■ TASK INPUT:
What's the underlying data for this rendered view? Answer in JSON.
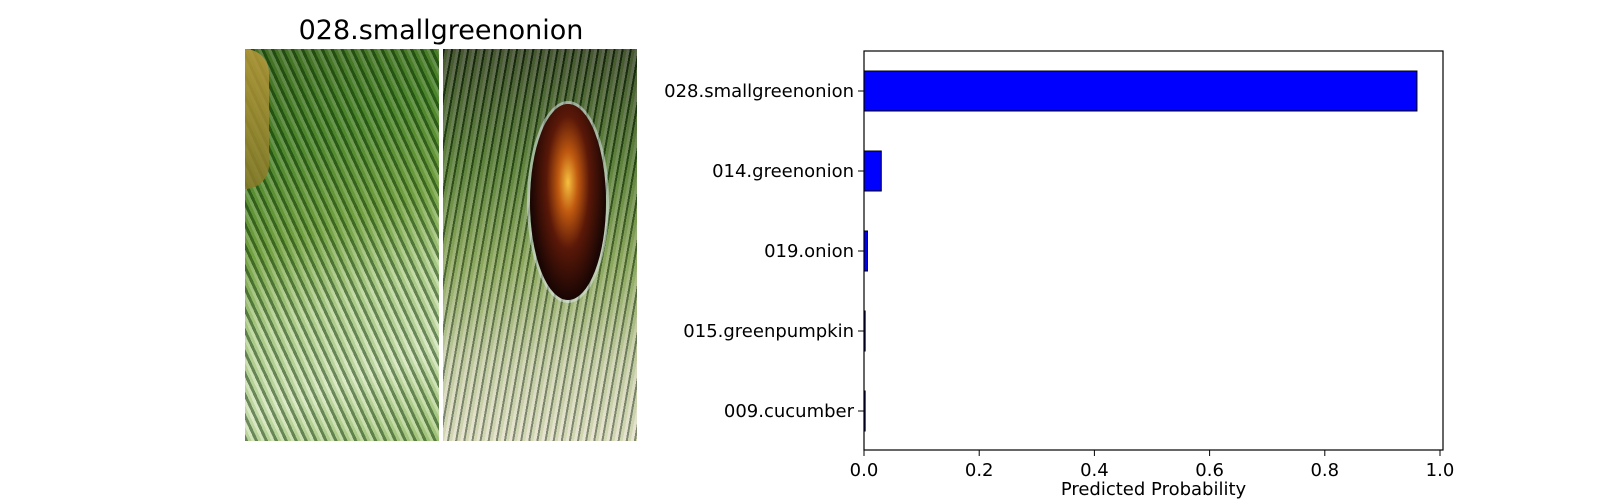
{
  "title": "028.smallgreenonion",
  "images": [
    {
      "name": "green-onion-photo",
      "caption": ""
    },
    {
      "name": "green-onion-with-insect-photo",
      "caption": ""
    }
  ],
  "chart_data": {
    "type": "bar",
    "orientation": "horizontal",
    "title": "",
    "xlabel": "Predicted Probability",
    "ylabel": "",
    "categories": [
      "028.smallgreenonion",
      "014.greenonion",
      "019.onion",
      "015.greenpumpkin",
      "009.cucumber"
    ],
    "values": [
      0.96,
      0.03,
      0.006,
      0.002,
      0.002
    ],
    "xlim": [
      0.0,
      1.0
    ],
    "xticks": [
      "0.0",
      "0.2",
      "0.4",
      "0.6",
      "0.8",
      "1.0"
    ],
    "bar_color": "#0000ff",
    "edge_color": "#000000",
    "grid": false
  }
}
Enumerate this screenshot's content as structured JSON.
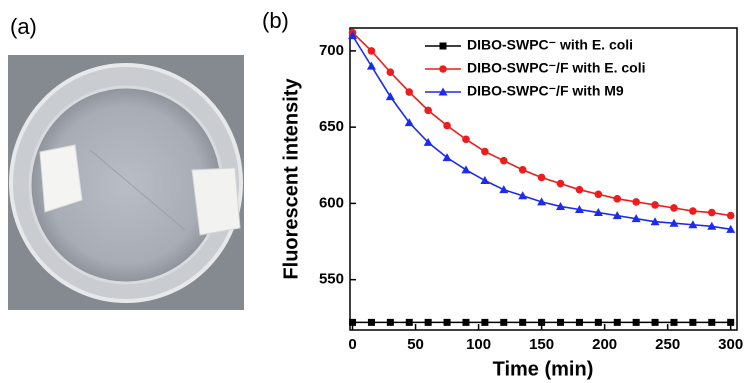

■ EXERCISE TASK: Copy out all the data exactly; skip the pictures.

■ TASK RESPONSE:
What's the underlying data for this rendered view? Answer in JSON.
{
  "title": "028.smallgreenonion",
  "images": [
    {
      "name": "green-onion-photo",
      "caption": ""
    },
    {
      "name": "green-onion-with-insect-photo",
      "caption": ""
    }
  ],
  "chart_data": {
    "type": "bar",
    "orientation": "horizontal",
    "title": "",
    "xlabel": "Predicted Probability",
    "ylabel": "",
    "categories": [
      "028.smallgreenonion",
      "014.greenonion",
      "019.onion",
      "015.greenpumpkin",
      "009.cucumber"
    ],
    "values": [
      0.96,
      0.03,
      0.006,
      0.002,
      0.002
    ],
    "xlim": [
      0.0,
      1.0
    ],
    "xticks": [
      "0.0",
      "0.2",
      "0.4",
      "0.6",
      "0.8",
      "1.0"
    ],
    "bar_color": "#0000ff",
    "edge_color": "#000000",
    "grid": false
  }
}
Enumerate this screenshot's content as structured JSON.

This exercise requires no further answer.